Dataset rows
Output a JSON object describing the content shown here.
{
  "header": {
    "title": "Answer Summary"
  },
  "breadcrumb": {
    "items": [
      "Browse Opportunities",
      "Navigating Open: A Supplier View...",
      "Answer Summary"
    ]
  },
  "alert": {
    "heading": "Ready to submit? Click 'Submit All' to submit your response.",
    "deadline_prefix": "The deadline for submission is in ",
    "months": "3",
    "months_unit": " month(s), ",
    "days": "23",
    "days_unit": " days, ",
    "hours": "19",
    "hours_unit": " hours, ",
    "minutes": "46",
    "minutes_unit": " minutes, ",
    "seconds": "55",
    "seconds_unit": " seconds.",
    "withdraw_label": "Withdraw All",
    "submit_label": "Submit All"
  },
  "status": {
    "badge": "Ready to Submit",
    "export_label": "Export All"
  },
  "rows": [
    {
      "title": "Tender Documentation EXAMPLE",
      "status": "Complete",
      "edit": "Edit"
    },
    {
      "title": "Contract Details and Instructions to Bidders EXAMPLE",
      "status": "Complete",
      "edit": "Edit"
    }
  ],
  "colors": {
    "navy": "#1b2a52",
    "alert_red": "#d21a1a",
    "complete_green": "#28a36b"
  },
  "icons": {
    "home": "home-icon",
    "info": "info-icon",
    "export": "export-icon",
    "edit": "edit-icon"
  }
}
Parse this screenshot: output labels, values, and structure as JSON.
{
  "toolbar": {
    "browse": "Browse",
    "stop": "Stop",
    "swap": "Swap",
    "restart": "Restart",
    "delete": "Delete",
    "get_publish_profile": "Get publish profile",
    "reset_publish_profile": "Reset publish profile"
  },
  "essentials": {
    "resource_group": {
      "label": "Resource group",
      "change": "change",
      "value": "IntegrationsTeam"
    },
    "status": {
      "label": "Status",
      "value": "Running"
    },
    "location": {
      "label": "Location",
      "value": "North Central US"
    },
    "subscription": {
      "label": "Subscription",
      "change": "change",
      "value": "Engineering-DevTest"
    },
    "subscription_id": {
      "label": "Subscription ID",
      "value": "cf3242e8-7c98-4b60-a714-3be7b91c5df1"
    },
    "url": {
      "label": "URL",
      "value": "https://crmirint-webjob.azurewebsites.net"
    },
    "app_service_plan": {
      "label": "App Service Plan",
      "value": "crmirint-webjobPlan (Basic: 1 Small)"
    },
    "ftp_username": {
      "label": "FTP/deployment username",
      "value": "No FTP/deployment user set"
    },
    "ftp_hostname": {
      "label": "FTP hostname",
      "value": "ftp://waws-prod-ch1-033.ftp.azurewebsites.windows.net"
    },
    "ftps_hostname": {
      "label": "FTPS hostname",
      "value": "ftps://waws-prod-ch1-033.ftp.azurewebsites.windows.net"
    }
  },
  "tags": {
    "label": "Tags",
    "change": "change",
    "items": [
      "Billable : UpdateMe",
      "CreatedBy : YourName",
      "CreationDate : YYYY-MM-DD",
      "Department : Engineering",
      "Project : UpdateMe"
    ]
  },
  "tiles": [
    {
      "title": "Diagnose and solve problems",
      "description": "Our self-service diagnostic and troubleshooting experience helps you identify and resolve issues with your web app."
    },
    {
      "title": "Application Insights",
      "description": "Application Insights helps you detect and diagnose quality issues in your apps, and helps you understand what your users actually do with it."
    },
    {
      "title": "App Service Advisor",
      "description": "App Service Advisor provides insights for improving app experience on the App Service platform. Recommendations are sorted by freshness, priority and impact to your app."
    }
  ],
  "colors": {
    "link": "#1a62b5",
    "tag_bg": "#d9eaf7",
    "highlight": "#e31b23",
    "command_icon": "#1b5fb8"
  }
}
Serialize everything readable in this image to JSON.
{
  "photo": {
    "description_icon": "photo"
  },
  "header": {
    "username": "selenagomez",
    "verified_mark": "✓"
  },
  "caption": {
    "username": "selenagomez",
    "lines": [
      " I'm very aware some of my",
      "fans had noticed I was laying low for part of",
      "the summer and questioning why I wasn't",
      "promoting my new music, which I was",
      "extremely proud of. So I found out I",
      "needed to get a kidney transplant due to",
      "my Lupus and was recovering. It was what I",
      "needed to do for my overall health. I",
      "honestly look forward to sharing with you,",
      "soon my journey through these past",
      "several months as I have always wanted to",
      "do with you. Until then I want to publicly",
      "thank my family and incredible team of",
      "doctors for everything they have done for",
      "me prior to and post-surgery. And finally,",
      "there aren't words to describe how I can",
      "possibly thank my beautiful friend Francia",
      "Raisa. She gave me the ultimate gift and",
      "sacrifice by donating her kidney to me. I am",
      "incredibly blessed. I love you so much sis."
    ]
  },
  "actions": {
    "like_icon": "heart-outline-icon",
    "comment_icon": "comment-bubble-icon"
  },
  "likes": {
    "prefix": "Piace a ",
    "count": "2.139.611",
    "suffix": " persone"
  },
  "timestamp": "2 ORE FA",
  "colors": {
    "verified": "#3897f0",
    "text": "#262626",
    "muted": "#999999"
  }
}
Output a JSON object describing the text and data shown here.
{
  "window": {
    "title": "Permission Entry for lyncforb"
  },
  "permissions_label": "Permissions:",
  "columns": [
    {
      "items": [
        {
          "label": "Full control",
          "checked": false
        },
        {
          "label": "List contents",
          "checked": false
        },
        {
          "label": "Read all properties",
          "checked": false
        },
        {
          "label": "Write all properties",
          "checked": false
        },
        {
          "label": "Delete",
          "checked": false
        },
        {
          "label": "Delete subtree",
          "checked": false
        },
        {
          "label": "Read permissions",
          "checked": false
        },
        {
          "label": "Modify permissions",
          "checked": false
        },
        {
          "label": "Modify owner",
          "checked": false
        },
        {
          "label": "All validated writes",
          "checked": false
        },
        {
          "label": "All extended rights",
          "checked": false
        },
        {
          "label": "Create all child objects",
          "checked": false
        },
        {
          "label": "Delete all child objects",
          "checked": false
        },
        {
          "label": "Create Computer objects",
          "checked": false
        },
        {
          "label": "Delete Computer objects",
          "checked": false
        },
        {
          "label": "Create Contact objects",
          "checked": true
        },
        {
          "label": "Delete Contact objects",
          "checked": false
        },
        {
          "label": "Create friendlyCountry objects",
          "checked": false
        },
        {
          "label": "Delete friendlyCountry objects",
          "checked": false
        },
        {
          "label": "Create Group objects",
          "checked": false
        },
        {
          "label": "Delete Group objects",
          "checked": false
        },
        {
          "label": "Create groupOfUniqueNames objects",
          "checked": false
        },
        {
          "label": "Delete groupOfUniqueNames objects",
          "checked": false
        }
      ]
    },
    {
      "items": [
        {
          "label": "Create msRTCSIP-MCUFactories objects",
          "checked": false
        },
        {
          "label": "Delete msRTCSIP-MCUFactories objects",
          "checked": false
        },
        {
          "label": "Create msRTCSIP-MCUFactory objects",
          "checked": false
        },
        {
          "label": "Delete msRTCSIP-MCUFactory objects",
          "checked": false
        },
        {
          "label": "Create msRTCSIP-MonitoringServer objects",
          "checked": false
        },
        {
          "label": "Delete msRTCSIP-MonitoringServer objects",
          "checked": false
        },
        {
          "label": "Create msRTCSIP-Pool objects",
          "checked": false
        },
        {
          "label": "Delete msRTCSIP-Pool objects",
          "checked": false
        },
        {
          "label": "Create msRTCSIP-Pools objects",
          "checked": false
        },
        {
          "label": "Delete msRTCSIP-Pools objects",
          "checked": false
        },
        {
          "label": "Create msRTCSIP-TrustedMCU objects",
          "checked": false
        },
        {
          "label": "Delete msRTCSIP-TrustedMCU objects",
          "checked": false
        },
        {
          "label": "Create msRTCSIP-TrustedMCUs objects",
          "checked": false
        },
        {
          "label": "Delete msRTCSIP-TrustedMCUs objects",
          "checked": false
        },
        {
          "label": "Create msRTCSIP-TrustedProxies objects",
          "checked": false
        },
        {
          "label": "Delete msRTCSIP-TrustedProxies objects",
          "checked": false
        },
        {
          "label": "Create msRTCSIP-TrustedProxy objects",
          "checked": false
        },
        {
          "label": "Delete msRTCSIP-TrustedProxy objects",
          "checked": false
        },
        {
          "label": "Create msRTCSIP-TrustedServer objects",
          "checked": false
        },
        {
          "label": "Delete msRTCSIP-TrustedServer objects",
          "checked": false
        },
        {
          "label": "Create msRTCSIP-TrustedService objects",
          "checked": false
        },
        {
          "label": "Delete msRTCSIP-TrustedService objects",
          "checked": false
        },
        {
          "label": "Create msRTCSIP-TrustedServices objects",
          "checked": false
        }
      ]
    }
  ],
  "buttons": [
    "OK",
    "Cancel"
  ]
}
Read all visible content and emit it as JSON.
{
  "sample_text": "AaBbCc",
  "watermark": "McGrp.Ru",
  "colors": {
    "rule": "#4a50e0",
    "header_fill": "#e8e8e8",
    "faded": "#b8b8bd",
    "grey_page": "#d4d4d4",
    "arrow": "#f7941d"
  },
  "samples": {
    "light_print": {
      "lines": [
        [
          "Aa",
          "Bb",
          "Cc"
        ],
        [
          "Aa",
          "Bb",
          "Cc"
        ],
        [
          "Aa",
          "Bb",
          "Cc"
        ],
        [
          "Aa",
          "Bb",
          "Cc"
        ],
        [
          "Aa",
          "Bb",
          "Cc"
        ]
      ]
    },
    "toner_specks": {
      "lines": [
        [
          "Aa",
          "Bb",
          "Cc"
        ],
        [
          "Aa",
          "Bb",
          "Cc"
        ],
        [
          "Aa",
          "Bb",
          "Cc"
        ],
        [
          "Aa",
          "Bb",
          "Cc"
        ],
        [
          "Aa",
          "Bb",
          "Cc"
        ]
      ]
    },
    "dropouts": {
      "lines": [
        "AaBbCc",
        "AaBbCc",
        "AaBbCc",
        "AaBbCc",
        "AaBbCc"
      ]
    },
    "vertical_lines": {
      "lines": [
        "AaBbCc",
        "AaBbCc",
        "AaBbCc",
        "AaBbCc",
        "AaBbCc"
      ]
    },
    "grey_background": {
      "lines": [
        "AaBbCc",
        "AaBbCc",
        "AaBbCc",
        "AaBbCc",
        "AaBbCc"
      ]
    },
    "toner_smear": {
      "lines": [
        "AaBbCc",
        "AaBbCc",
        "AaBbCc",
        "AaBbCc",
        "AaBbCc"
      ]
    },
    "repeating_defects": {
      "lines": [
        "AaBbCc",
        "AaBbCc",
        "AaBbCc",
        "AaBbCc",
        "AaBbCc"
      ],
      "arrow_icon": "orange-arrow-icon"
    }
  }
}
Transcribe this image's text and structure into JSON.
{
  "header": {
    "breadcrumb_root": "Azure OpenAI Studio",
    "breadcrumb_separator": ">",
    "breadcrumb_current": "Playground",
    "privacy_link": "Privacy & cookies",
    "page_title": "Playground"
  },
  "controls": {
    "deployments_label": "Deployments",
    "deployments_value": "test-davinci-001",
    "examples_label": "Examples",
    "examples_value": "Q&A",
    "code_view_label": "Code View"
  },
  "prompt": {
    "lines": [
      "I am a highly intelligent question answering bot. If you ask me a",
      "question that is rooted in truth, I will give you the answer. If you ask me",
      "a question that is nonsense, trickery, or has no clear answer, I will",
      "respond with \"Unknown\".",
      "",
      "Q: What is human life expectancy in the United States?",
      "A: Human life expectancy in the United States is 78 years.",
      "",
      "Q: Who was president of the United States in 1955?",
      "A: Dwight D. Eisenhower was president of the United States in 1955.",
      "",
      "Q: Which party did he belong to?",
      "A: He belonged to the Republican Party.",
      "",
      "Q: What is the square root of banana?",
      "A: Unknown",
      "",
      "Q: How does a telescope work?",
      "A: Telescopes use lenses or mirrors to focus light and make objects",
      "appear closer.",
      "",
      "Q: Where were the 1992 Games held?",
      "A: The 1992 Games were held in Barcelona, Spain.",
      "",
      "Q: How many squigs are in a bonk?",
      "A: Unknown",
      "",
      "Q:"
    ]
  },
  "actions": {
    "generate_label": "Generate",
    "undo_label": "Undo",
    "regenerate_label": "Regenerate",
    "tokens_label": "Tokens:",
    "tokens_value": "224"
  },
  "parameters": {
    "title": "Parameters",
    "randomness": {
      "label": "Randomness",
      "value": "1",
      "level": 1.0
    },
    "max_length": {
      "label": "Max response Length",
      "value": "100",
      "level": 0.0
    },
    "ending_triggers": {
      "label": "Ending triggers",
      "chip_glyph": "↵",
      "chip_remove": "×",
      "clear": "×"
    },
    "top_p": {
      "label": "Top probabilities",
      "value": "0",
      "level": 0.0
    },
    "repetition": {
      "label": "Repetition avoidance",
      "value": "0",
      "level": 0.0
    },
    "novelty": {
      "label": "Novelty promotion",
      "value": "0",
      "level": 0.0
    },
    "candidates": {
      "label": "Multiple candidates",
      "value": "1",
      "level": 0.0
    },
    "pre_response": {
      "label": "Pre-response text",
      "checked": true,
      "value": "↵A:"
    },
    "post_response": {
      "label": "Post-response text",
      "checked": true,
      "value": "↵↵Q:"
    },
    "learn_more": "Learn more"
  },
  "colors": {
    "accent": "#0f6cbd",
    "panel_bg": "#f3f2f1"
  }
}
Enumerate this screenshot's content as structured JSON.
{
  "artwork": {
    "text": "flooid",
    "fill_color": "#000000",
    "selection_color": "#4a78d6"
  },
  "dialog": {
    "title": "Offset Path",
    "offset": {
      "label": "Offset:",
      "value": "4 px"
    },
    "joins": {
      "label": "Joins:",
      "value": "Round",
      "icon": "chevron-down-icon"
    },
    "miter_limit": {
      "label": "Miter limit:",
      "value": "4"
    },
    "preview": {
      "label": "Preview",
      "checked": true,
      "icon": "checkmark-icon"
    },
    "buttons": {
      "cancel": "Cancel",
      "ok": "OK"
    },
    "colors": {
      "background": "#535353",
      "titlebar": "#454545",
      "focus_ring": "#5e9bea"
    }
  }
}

§ Brief
Give back exactly the lines that run from the line with "Enumerate this screenshot's" through the close of the material, counting both ends, and nothing more.

§ Full answer
Enumerate this screenshot's content as structured JSON.
{
  "artwork": {
    "text": "flooid",
    "fill_color": "#000000",
    "selection_color": "#4a78d6"
  },
  "dialog": {
    "title": "Offset Path",
    "offset": {
      "label": "Offset:",
      "value": "4 px"
    },
    "joins": {
      "label": "Joins:",
      "value": "Round",
      "icon": "chevron-down-icon"
    },
    "miter_limit": {
      "label": "Miter limit:",
      "value": "4"
    },
    "preview": {
      "label": "Preview",
      "checked": true,
      "icon": "checkmark-icon"
    },
    "buttons": {
      "cancel": "Cancel",
      "ok": "OK"
    },
    "colors": {
      "background": "#535353",
      "titlebar": "#454545",
      "focus_ring": "#5e9bea"
    }
  }
}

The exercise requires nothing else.